→ AIM
Search the records for "вмѣстѣ" and copy each line that holds it.

→ GIVEN ENTRIES
## BEGIN
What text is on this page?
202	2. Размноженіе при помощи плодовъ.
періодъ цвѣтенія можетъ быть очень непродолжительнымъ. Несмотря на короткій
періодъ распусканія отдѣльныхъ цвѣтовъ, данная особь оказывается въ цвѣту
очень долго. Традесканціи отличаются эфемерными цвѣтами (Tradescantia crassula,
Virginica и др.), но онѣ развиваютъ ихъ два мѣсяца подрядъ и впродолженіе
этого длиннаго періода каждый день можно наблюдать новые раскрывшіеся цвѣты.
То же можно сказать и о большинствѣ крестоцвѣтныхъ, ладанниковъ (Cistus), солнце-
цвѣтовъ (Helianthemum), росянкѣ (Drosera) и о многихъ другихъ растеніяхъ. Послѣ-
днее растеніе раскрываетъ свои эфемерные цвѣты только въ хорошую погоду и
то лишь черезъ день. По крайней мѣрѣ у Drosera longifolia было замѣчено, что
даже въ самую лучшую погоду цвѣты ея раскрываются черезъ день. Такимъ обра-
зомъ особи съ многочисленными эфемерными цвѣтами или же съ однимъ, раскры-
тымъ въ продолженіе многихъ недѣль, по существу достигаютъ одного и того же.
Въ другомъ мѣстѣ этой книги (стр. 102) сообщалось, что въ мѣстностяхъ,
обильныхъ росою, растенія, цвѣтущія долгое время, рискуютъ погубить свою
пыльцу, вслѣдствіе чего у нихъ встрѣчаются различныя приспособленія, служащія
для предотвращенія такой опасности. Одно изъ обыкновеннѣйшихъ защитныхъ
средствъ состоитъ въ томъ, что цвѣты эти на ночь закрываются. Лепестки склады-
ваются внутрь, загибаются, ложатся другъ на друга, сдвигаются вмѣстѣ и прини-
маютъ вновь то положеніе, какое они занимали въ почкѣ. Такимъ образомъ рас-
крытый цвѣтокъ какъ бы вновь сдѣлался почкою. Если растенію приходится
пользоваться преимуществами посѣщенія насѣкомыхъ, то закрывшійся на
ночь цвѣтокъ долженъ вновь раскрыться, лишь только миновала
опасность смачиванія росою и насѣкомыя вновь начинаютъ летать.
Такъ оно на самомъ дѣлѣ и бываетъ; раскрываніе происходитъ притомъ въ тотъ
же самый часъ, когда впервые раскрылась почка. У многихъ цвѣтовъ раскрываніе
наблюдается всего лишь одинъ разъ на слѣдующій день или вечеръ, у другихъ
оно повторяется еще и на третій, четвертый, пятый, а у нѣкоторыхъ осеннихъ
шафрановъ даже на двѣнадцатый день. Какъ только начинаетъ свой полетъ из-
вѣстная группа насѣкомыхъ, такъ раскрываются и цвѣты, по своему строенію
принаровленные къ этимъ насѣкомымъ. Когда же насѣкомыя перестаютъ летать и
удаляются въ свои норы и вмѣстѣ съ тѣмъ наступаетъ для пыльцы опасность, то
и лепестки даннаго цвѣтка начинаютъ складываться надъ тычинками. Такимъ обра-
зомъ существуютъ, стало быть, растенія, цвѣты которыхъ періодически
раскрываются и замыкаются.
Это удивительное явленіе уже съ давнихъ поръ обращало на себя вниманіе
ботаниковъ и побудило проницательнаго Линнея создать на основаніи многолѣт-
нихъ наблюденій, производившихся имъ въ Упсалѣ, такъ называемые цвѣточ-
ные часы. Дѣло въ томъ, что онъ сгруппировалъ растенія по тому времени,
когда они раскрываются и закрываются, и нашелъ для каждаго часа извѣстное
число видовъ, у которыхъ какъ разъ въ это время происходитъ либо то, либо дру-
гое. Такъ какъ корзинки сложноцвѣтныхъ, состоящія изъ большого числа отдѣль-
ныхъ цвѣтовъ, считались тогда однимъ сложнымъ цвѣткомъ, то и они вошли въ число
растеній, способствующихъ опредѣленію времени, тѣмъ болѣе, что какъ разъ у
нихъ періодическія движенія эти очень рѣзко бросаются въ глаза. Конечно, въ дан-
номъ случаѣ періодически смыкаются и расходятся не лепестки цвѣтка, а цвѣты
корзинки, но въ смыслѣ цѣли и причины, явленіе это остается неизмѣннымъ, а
## END
## BEGIN
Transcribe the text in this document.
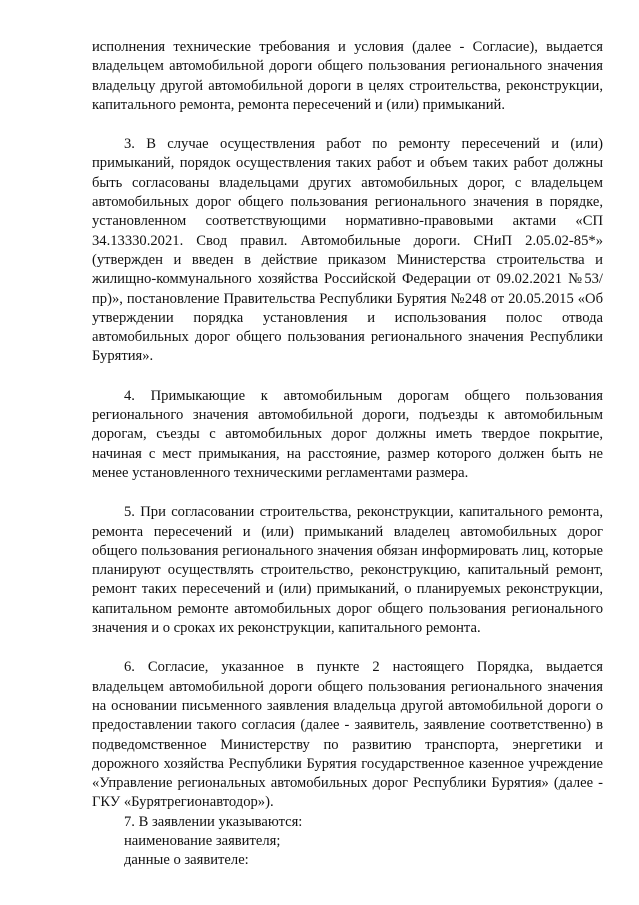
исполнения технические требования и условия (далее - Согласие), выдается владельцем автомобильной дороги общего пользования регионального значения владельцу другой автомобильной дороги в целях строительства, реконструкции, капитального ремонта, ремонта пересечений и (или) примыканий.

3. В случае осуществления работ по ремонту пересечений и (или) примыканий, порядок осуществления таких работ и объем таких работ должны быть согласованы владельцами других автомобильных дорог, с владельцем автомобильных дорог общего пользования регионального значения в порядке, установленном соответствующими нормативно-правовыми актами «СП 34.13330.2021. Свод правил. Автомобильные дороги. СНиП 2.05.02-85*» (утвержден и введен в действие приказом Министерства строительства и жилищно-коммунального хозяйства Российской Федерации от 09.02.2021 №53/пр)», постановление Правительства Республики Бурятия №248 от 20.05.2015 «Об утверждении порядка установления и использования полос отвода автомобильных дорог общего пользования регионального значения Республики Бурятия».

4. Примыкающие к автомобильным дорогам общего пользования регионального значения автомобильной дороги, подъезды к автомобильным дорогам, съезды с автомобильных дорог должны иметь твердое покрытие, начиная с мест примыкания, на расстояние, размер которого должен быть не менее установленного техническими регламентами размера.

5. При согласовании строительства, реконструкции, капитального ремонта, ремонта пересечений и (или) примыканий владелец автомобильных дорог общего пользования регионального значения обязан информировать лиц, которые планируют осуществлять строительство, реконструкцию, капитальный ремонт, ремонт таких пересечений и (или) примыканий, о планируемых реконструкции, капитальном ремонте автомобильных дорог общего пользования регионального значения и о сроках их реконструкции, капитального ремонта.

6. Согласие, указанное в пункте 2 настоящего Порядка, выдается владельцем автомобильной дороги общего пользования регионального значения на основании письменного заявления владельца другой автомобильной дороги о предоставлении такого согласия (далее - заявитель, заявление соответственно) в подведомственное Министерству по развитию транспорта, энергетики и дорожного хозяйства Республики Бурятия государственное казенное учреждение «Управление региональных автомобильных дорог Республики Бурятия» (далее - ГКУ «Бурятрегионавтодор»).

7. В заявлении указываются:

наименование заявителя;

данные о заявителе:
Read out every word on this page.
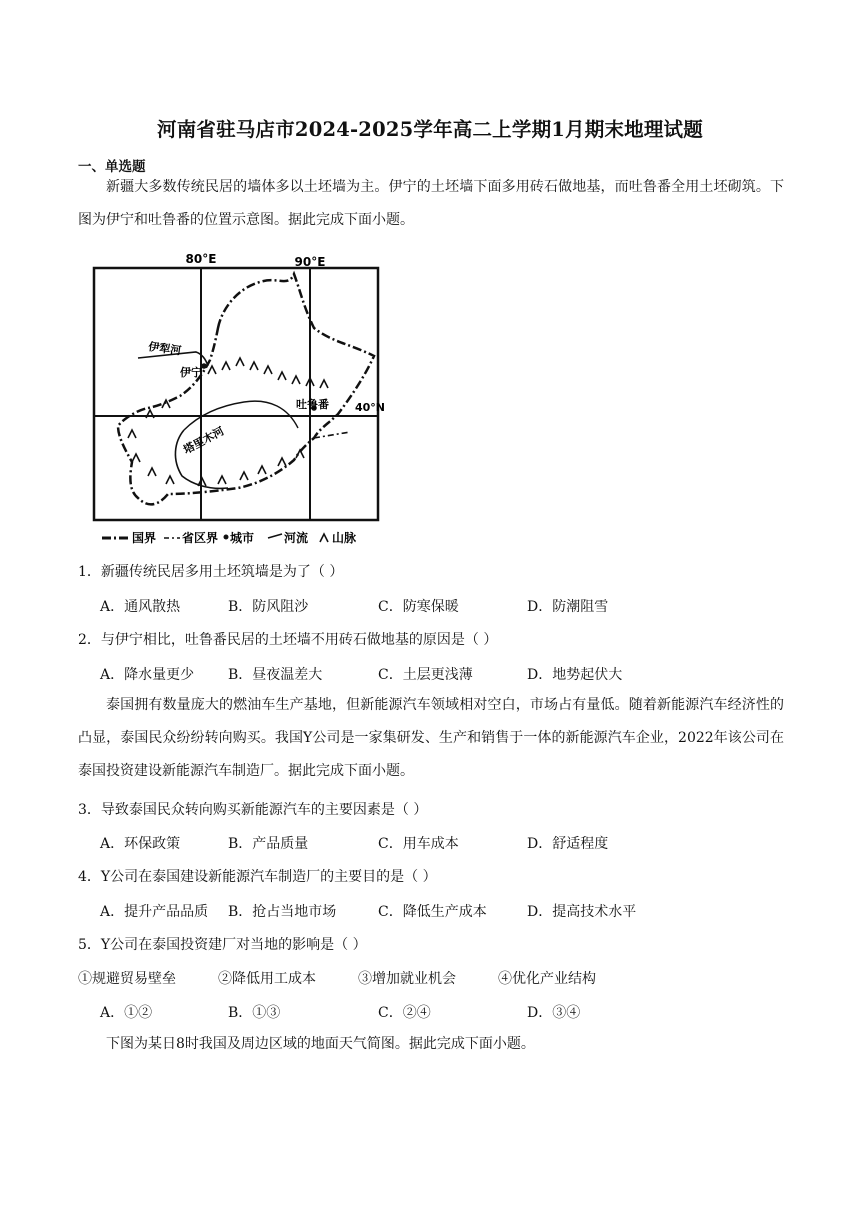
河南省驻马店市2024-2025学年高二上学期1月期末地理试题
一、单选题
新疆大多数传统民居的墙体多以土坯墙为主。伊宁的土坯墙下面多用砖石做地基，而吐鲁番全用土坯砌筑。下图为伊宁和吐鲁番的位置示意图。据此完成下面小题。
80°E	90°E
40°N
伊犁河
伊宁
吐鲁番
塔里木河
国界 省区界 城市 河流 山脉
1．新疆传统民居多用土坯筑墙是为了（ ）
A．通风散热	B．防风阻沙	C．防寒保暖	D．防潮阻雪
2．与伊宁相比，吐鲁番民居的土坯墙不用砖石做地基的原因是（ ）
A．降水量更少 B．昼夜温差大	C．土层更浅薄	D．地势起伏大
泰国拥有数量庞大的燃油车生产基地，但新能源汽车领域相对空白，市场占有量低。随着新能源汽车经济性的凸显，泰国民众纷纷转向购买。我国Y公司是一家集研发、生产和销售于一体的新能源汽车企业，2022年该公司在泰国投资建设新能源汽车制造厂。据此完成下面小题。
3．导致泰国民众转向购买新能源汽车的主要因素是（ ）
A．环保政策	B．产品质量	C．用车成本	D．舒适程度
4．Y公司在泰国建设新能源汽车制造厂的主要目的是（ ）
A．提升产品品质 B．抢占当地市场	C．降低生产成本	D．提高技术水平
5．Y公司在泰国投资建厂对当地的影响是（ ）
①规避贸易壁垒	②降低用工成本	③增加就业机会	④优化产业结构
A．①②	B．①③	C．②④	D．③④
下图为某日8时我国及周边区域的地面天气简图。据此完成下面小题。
## END
## BEGIN
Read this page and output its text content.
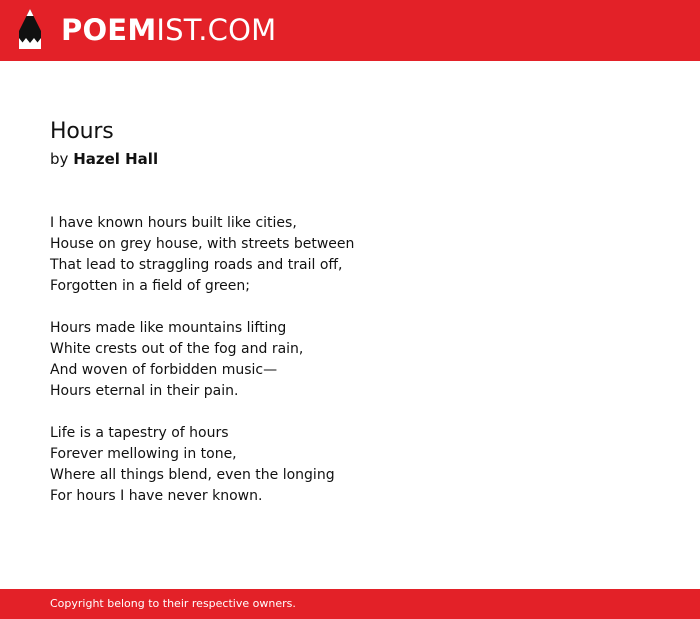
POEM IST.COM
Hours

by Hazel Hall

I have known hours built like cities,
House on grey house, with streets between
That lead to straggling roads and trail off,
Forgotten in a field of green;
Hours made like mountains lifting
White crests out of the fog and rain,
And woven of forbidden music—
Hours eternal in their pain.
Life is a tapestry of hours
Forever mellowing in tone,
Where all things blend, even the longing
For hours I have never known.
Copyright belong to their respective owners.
## END
→ ANSWER BELOW
ваются внутрь, загибаются, ложатся другъ на друга, сдвигаются вмѣстѣ и прини-
удаляются въ свои норы и вмѣстѣ съ тѣмъ наступаетъ для пыльцы опасность, то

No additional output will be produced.